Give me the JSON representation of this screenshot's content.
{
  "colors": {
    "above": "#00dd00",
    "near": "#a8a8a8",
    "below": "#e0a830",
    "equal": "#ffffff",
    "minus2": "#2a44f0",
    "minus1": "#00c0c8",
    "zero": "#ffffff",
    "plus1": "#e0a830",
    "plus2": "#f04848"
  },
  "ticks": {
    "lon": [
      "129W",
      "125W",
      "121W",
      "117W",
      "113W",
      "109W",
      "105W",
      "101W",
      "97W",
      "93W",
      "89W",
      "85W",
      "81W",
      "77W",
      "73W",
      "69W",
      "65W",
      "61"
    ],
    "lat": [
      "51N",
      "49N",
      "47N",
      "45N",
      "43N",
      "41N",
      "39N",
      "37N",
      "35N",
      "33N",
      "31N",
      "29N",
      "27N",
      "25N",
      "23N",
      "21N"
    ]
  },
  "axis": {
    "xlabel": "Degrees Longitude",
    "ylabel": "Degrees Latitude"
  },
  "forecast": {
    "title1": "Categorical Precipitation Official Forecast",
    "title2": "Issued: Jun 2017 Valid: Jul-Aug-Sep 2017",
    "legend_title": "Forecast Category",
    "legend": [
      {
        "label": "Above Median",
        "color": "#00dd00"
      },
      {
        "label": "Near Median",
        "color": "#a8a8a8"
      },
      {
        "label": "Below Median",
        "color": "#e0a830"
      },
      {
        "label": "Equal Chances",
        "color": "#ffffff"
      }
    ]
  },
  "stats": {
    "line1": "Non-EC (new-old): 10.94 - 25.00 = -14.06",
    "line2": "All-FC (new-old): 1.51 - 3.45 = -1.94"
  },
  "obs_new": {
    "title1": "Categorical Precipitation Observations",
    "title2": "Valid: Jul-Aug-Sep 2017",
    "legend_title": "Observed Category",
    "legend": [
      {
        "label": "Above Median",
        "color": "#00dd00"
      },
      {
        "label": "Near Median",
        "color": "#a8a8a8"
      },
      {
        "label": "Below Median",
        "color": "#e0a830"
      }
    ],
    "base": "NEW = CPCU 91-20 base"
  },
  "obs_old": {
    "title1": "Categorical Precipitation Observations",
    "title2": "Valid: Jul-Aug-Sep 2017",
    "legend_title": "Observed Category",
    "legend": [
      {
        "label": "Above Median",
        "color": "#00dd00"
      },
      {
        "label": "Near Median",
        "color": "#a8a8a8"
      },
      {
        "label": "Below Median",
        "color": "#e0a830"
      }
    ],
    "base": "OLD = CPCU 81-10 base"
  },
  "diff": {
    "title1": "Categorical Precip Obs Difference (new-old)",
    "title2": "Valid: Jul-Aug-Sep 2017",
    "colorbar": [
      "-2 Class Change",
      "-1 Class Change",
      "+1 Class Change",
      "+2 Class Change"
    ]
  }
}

- [Job]:
Only lines with the word "CPCU" should be collected from the material.

- [Response for this exercise]:
    "base": "NEW = CPCU 91-20 base"
    "base": "OLD = CPCU 81-10 base"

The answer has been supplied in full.